Brano da leggere >>

::::::::::

Ripartire dai bambini: l’appello del Melograno alla ministra Azzolina
Il mondo dei bambini non può esaurirsi all'interno delle mura domestiche: l'associazione chiede attenzione alle esigenze dei bambini, il nostro futuro futuro

Il Melograno (associazione nazionale nata quasi 40 anni fa con l’obiettivo di promuovere una cultura della maternità e della prima infanzia e che, oltre alla sede di Gallarate, contra altri 16 centri in tutta Italia), scrive alla ministra Azzolina e ai 18 componenti del Comitato di esperti per il nuovo Piano Scuola, per porre attenzione ai bambini o meglio alle “persone in età 0-6 anni”.
Perché “se i bambini e le bambine sono il futuro del nostro paese è dai bambini e dalle bambine, forse è proprio da loro che dovremmo ripartire”, si legge nella lettera che rifiuta l’idea di considerare i piccoli come una questione esclusiva delle singole famiglie, ma che riguarda invece l’intera collettività.
L’associazione pone l’accento su temi di carattere pratico (soprattutto per i genitori che continuano a lavorare o ricominceranno a farlo nei prossimi giorni), sul ruolo sociale ed educativo insostituibile (né dalle famiglie, né dalle babysitter) di nidi e scuole dell’infanzia, e sugli indispensabili riti di passaggio da garantire a chi tra giugno e settembre passerà da un ciclo scolastico all’altro, anche senza esami.

::::::::::

Materiale fornito >>
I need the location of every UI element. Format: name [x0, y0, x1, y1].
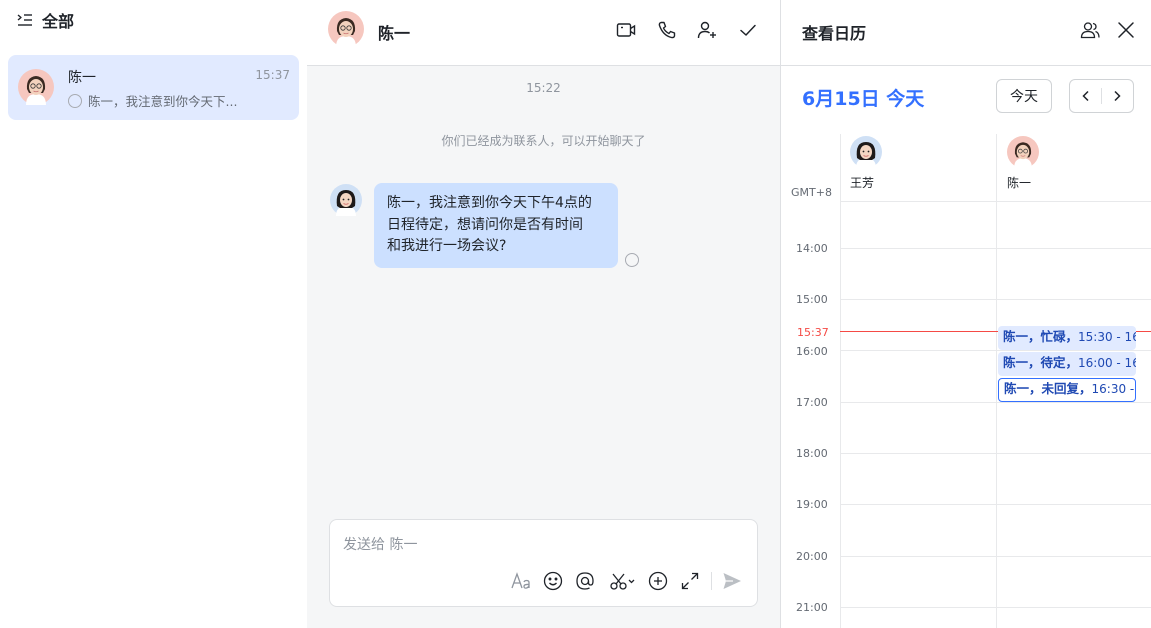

::::::::::

Consegna >>
Secondo il brano sull'appello del Melograno, da chi non può essere sostituito il ruolo sociale ed educativo di nidi e scuole dell'infanzia?

Soluzione completa >>
Né dalle famiglie né dalle babysitter.